• **Request**
Scan the entries below and report only how many lines contain "median".

• **Input data**
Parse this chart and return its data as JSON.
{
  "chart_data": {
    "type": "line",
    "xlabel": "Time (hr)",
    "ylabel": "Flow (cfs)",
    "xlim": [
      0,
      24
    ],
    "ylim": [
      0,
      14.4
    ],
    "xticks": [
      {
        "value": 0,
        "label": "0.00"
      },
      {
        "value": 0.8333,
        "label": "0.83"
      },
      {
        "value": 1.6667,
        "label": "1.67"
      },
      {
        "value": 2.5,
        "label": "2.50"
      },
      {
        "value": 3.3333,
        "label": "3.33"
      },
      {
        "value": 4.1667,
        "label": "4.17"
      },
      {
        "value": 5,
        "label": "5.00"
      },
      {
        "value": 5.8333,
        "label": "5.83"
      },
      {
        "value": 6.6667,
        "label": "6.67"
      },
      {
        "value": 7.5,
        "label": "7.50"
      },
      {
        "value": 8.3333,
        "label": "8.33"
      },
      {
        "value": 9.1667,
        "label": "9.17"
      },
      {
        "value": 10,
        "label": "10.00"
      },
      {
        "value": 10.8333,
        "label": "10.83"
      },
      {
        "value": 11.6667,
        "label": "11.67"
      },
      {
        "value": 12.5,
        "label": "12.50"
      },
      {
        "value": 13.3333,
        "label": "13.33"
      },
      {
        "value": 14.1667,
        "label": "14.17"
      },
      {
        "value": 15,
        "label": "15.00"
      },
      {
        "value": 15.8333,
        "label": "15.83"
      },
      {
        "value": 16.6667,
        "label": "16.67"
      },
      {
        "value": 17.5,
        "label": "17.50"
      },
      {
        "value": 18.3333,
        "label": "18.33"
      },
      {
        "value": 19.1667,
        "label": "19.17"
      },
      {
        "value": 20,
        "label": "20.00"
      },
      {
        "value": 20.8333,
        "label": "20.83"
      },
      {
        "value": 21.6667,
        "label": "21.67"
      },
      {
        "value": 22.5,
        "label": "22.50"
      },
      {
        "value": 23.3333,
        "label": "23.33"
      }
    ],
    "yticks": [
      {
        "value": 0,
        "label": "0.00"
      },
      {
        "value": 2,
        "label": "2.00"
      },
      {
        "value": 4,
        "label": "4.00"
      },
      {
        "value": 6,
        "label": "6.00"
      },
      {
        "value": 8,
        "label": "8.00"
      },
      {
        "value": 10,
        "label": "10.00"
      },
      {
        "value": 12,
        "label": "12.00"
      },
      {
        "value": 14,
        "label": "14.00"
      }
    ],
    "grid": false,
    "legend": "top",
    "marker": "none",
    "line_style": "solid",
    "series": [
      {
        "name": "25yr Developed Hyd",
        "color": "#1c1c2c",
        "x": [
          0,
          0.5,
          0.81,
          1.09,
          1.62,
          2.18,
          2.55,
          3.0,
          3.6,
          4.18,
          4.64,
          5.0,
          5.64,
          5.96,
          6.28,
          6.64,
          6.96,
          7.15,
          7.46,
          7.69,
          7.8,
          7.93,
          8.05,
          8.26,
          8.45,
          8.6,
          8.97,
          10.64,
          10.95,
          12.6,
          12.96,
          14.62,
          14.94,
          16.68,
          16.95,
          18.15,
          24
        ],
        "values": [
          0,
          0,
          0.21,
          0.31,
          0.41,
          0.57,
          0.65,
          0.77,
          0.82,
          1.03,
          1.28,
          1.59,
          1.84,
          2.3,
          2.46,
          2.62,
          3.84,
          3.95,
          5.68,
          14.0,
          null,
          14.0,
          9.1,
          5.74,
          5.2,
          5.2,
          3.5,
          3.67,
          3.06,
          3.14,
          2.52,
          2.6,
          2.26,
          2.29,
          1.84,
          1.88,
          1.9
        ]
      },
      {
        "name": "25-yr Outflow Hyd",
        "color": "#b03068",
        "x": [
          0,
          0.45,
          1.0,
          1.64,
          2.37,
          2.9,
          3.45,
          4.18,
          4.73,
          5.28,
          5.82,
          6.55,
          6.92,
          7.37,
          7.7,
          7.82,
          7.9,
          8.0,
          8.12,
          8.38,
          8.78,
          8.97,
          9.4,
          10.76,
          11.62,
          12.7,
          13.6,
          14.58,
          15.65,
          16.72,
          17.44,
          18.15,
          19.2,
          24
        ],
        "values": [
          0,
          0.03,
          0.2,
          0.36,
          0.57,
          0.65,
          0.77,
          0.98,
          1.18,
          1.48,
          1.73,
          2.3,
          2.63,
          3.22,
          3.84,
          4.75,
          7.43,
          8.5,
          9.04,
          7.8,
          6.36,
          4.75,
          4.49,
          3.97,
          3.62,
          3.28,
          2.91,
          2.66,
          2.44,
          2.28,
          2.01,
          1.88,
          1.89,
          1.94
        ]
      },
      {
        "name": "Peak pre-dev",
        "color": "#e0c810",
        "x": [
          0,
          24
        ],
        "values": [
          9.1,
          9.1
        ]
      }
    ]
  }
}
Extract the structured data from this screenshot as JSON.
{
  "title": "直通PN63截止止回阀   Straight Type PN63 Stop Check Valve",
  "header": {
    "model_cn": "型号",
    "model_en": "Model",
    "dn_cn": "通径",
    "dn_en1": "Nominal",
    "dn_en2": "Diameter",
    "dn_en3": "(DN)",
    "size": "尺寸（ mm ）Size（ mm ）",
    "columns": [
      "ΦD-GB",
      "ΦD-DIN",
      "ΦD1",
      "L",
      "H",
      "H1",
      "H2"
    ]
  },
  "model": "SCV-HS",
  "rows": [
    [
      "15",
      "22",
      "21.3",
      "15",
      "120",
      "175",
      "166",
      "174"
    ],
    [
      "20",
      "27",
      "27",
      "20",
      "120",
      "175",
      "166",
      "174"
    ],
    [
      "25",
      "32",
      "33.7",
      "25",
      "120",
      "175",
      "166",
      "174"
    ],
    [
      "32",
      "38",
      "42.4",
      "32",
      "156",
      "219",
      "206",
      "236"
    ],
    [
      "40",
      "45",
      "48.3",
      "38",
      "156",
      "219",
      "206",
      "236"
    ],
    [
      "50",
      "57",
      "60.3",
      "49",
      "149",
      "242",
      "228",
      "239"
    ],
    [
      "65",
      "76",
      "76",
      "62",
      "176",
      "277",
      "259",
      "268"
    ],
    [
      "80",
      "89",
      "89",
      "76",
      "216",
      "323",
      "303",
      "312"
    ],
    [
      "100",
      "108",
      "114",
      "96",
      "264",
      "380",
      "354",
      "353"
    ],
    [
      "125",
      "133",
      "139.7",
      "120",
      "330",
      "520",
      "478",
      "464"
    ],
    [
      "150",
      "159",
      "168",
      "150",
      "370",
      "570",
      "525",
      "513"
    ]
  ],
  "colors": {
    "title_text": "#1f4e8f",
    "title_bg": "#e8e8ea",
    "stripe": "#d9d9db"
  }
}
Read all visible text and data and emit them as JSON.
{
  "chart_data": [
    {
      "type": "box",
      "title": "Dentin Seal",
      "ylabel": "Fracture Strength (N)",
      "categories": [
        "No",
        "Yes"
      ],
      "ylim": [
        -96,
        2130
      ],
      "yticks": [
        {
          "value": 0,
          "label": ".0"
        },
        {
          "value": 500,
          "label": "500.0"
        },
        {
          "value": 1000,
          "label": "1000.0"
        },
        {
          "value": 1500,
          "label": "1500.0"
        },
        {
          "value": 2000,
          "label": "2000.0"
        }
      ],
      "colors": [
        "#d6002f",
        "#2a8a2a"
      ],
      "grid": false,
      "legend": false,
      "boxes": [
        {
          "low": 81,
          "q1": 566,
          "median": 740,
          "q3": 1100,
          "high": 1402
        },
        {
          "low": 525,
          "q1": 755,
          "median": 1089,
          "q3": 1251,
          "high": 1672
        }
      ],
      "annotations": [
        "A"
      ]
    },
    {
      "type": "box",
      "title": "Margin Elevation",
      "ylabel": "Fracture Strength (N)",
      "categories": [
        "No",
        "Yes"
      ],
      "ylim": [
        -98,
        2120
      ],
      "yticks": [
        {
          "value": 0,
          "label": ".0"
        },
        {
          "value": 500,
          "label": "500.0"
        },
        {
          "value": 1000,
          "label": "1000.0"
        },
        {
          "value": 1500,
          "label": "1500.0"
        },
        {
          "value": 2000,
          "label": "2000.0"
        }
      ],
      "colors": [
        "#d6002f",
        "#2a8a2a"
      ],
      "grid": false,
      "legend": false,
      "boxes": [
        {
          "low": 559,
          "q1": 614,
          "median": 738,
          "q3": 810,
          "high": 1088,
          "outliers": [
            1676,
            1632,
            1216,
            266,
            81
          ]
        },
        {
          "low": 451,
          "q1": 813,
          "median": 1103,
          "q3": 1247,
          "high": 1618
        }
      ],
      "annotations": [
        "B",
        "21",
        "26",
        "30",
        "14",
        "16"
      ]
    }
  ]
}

• **Result**
4